== INPUT FOR THIS TASK ==

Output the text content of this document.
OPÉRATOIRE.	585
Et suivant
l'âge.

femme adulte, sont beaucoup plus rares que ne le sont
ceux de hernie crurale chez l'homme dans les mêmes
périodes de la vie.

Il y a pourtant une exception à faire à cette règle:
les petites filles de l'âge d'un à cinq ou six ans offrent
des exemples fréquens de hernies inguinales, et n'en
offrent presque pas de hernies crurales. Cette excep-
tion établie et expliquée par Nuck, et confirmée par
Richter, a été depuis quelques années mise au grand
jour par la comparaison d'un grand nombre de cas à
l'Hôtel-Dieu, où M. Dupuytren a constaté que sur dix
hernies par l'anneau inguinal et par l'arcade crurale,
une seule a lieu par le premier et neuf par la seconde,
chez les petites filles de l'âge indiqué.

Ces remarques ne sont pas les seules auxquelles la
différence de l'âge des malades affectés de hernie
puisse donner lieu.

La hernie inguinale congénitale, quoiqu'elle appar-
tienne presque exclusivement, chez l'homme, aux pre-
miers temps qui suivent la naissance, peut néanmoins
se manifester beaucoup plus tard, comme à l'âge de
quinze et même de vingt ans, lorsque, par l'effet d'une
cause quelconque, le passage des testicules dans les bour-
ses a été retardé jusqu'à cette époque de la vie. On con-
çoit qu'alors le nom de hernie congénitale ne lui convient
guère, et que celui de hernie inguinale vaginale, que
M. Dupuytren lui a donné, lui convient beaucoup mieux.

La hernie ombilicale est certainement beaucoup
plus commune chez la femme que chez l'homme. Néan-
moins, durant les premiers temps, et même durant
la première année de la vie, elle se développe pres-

== WORK TO COMPLETE ==
Find the word "lieu" in the entries, and copy every line it shows up in.

== EXERCISE OUTPUT ==
une seule a lieu par le premier et neuf par la seconde,
puisse donner lieu.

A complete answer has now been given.